Extracted material:
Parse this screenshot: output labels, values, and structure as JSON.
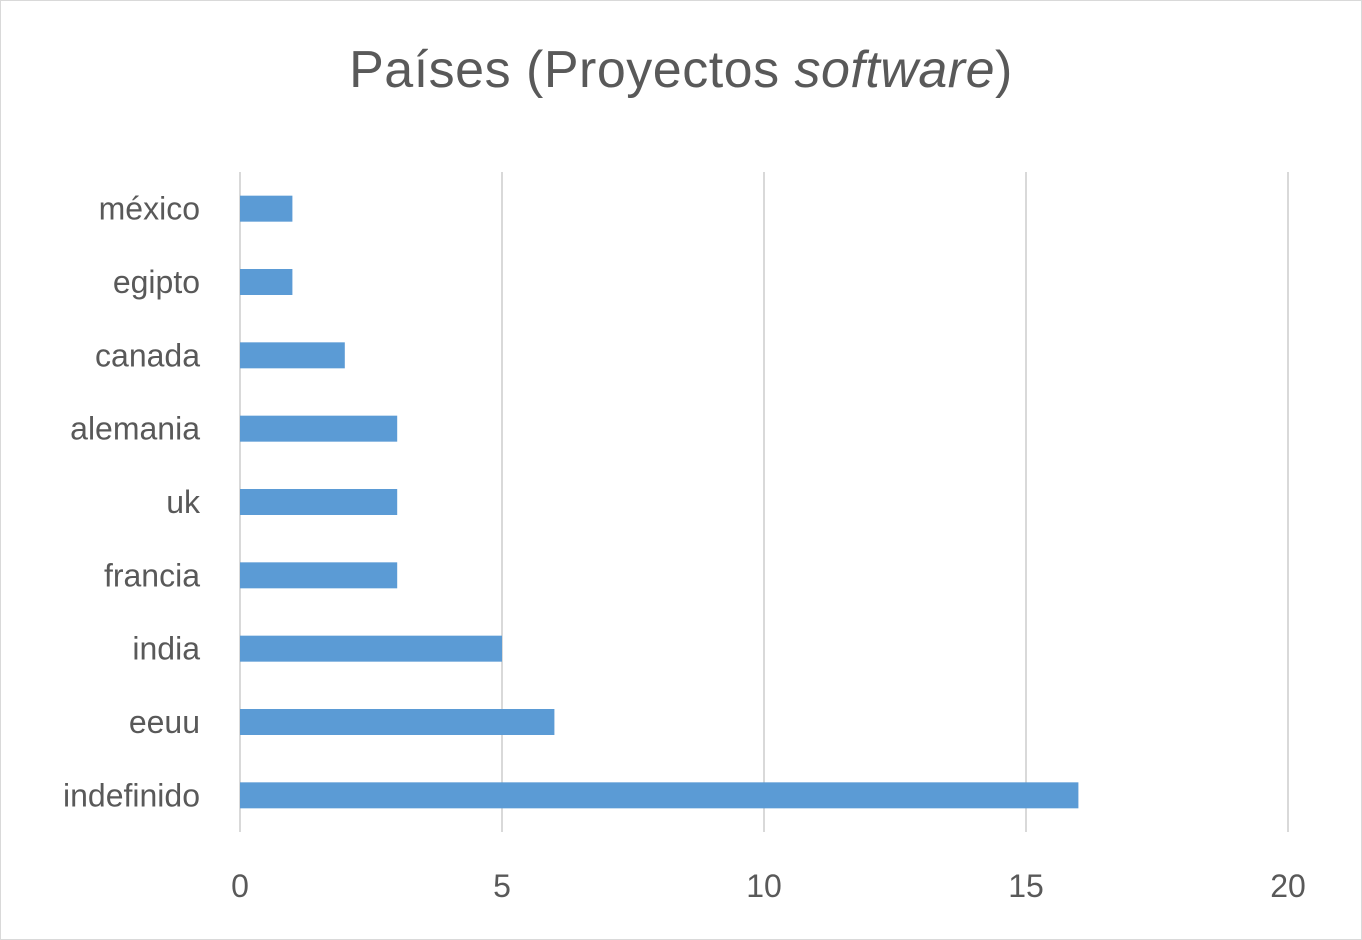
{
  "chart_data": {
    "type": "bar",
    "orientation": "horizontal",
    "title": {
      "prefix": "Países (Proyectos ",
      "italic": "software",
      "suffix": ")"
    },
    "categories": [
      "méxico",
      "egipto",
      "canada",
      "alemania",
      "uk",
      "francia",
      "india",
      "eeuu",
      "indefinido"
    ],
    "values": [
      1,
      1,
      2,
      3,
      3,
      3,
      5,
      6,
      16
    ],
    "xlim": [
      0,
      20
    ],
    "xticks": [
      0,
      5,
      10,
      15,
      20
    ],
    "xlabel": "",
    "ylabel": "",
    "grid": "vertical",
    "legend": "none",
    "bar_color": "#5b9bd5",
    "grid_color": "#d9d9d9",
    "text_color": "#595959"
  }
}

Required task: Leave the pictures out and print the records above exactly as they stand.

Task result:
Parse this screenshot: output labels, values, and structure as JSON.
{
  "chart_data": {
    "type": "bar",
    "orientation": "horizontal",
    "title": {
      "prefix": "Países (Proyectos ",
      "italic": "software",
      "suffix": ")"
    },
    "categories": [
      "méxico",
      "egipto",
      "canada",
      "alemania",
      "uk",
      "francia",
      "india",
      "eeuu",
      "indefinido"
    ],
    "values": [
      1,
      1,
      2,
      3,
      3,
      3,
      5,
      6,
      16
    ],
    "xlim": [
      0,
      20
    ],
    "xticks": [
      0,
      5,
      10,
      15,
      20
    ],
    "xlabel": "",
    "ylabel": "",
    "grid": "vertical",
    "legend": "none",
    "bar_color": "#5b9bd5",
    "grid_color": "#d9d9d9",
    "text_color": "#595959"
  }
}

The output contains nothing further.